(A run of records)
[start]
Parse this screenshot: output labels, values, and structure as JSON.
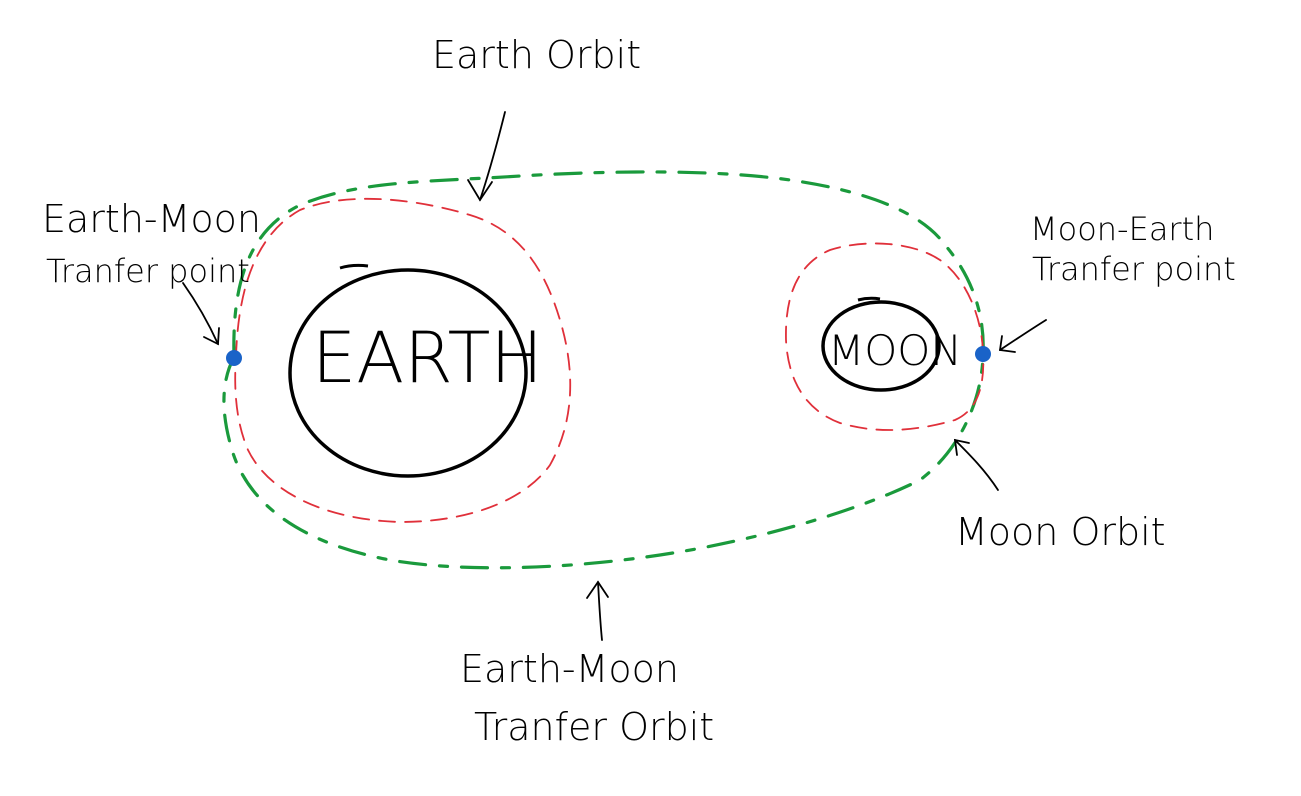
{
  "labels": {
    "earth_orbit": "Earth Orbit",
    "earth": "EARTH",
    "moon": "MOON",
    "earth_moon_point_line1": "Earth-Moon",
    "earth_moon_point_line2": "Tranfer point",
    "moon_earth_point_line1": "Moon-Earth",
    "moon_earth_point_line2": "Tranfer point",
    "moon_orbit": "Moon Orbit",
    "transfer_orbit_line1": "Earth-Moon",
    "transfer_orbit_line2": "Tranfer Orbit"
  },
  "colors": {
    "ink": "#000000",
    "transfer_orbit": "#1a9a3c",
    "local_orbit": "#e0303a",
    "transfer_point": "#1a63c8"
  }
}
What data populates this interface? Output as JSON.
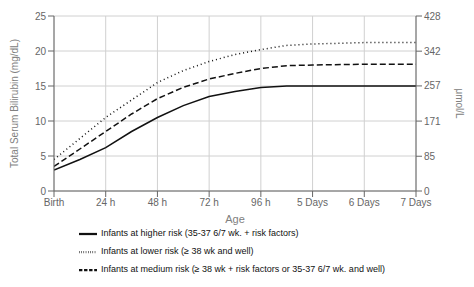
{
  "chart_data": {
    "type": "line",
    "xlabel": "Age",
    "ylabel": "Total Serum Bilirubin  (mg/dL)",
    "y2label": "μmol/L",
    "x": [
      0,
      12,
      24,
      36,
      48,
      60,
      72,
      84,
      96,
      108,
      120,
      144,
      168
    ],
    "xlim": [
      0,
      168
    ],
    "xticks": [
      {
        "value": 0,
        "label": "Birth"
      },
      {
        "value": 24,
        "label": "24 h"
      },
      {
        "value": 48,
        "label": "48 h"
      },
      {
        "value": 72,
        "label": "72 h"
      },
      {
        "value": 96,
        "label": "96 h"
      },
      {
        "value": 120,
        "label": "5 Days"
      },
      {
        "value": 144,
        "label": "6 Days"
      },
      {
        "value": 168,
        "label": "7 Days"
      }
    ],
    "ylim": [
      0,
      25
    ],
    "yticks": [
      0,
      5,
      10,
      15,
      20,
      25
    ],
    "y2lim": [
      0,
      428
    ],
    "y2ticks": [
      0,
      85,
      171,
      257,
      342,
      428
    ],
    "grid": true,
    "legend": "bottom",
    "series": [
      {
        "name": "Infants at lower risk (≥ 38 wk and well)",
        "color": "#111111",
        "line_style": "dotted",
        "values": [
          4.5,
          7.5,
          10.5,
          13.0,
          15.5,
          17.2,
          18.5,
          19.5,
          20.2,
          20.8,
          21.0,
          21.2,
          21.2
        ]
      },
      {
        "name": "Infants at medium risk (≥ 38 wk + risk factors or 35-37 6/7 wk. and well)",
        "color": "#111111",
        "line_style": "dashed",
        "values": [
          3.5,
          6.0,
          8.5,
          11.0,
          13.2,
          14.8,
          16.0,
          16.8,
          17.5,
          17.9,
          18.0,
          18.1,
          18.1
        ]
      },
      {
        "name": "Infants at higher risk (35-37 6/7 wk. + risk factors)",
        "color": "#111111",
        "line_style": "solid",
        "values": [
          3.0,
          4.5,
          6.2,
          8.5,
          10.5,
          12.2,
          13.5,
          14.2,
          14.8,
          15.0,
          15.0,
          15.0,
          15.0
        ]
      }
    ]
  }
}
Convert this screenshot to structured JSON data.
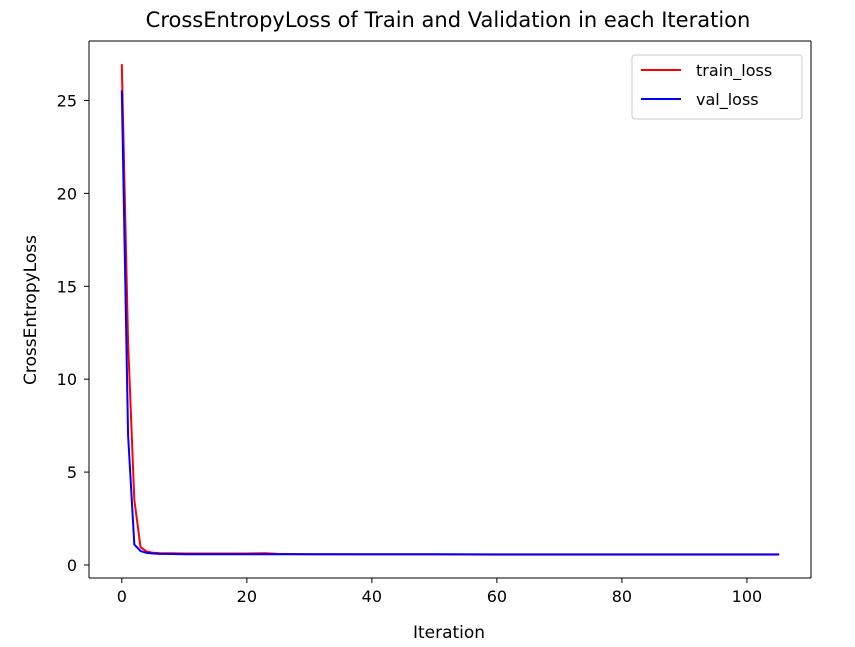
[end]
■ Task to carry out
Copy out all the data without changing anything, and drop the pictures.

■ Written response
Parse this screenshot: output labels, values, and structure as JSON.
{
  "labels": {
    "earth_orbit": "Earth Orbit",
    "earth": "EARTH",
    "moon": "MOON",
    "earth_moon_point_line1": "Earth-Moon",
    "earth_moon_point_line2": "Tranfer point",
    "moon_earth_point_line1": "Moon-Earth",
    "moon_earth_point_line2": "Tranfer point",
    "moon_orbit": "Moon Orbit",
    "transfer_orbit_line1": "Earth-Moon",
    "transfer_orbit_line2": "Tranfer Orbit"
  },
  "colors": {
    "ink": "#000000",
    "transfer_orbit": "#1a9a3c",
    "local_orbit": "#e0303a",
    "transfer_point": "#1a63c8"
  }
}
What data populates this interface? Output as JSON.
{
  "chart_data": {
    "type": "line",
    "xlabel": "Age",
    "ylabel": "Total Serum Bilirubin  (mg/dL)",
    "y2label": "μmol/L",
    "x": [
      0,
      12,
      24,
      36,
      48,
      60,
      72,
      84,
      96,
      108,
      120,
      144,
      168
    ],
    "xlim": [
      0,
      168
    ],
    "xticks": [
      {
        "value": 0,
        "label": "Birth"
      },
      {
        "value": 24,
        "label": "24 h"
      },
      {
        "value": 48,
        "label": "48 h"
      },
      {
        "value": 72,
        "label": "72 h"
      },
      {
        "value": 96,
        "label": "96 h"
      },
      {
        "value": 120,
        "label": "5 Days"
      },
      {
        "value": 144,
        "label": "6 Days"
      },
      {
        "value": 168,
        "label": "7 Days"
      }
    ],
    "ylim": [
      0,
      25
    ],
    "yticks": [
      0,
      5,
      10,
      15,
      20,
      25
    ],
    "y2lim": [
      0,
      428
    ],
    "y2ticks": [
      0,
      85,
      171,
      257,
      342,
      428
    ],
    "grid": true,
    "legend": "bottom",
    "series": [
      {
        "name": "Infants at lower risk (≥ 38 wk and well)",
        "color": "#111111",
        "line_style": "dotted",
        "values": [
          4.5,
          7.5,
          10.5,
          13.0,
          15.5,
          17.2,
          18.5,
          19.5,
          20.2,
          20.8,
          21.0,
          21.2,
          21.2
        ]
      },
      {
        "name": "Infants at medium risk (≥ 38 wk + risk factors or 35-37 6/7 wk. and well)",
        "color": "#111111",
        "line_style": "dashed",
        "values": [
          3.5,
          6.0,
          8.5,
          11.0,
          13.2,
          14.8,
          16.0,
          16.8,
          17.5,
          17.9,
          18.0,
          18.1,
          18.1
        ]
      },
      {
        "name": "Infants at higher risk (35-37 6/7 wk. + risk factors)",
        "color": "#111111",
        "line_style": "solid",
        "values": [
          3.0,
          4.5,
          6.2,
          8.5,
          10.5,
          12.2,
          13.5,
          14.2,
          14.8,
          15.0,
          15.0,
          15.0,
          15.0
        ]
      }
    ]
  }
}
Convert this screenshot to structured JSON data.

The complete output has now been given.